## Task to carry out:
Output nothing but the number of lines that include the word "image".

Stored items from a collection:

· · · · · · ·

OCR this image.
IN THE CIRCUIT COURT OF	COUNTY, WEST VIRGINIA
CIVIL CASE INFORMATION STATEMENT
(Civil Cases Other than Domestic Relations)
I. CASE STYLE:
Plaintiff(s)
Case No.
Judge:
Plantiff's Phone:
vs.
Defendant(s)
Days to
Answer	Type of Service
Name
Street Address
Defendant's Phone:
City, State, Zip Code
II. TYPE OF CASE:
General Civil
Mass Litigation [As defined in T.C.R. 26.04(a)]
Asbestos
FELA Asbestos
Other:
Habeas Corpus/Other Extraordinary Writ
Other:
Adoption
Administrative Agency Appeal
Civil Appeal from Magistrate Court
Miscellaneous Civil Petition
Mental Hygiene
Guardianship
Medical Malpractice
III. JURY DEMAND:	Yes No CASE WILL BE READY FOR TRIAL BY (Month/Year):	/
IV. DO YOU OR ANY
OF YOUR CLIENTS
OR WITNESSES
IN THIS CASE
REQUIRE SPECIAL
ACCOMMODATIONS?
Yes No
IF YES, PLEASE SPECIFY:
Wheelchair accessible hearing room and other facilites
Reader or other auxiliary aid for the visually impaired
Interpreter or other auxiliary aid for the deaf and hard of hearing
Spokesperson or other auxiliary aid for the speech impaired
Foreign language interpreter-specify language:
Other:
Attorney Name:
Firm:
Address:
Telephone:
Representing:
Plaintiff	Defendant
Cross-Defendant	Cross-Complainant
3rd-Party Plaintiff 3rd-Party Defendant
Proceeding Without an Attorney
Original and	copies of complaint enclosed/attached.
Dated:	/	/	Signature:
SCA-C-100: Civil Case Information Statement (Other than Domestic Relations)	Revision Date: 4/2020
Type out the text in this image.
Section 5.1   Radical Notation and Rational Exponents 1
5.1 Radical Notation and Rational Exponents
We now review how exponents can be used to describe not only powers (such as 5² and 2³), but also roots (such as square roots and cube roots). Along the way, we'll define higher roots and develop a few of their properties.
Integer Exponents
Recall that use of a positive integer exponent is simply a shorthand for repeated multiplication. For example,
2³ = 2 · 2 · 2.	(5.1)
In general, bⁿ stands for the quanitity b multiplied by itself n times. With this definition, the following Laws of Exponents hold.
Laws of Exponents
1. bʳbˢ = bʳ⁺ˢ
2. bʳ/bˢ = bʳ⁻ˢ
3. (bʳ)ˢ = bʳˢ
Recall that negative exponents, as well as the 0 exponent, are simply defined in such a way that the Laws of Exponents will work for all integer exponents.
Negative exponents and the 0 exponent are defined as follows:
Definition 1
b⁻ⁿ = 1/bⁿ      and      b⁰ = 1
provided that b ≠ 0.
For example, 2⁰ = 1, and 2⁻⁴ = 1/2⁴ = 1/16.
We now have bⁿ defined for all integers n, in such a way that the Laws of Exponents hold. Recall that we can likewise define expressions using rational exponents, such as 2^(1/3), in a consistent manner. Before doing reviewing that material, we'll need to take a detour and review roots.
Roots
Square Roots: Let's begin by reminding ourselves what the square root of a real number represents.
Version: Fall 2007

· · · · · · ·

## Exercise output:
2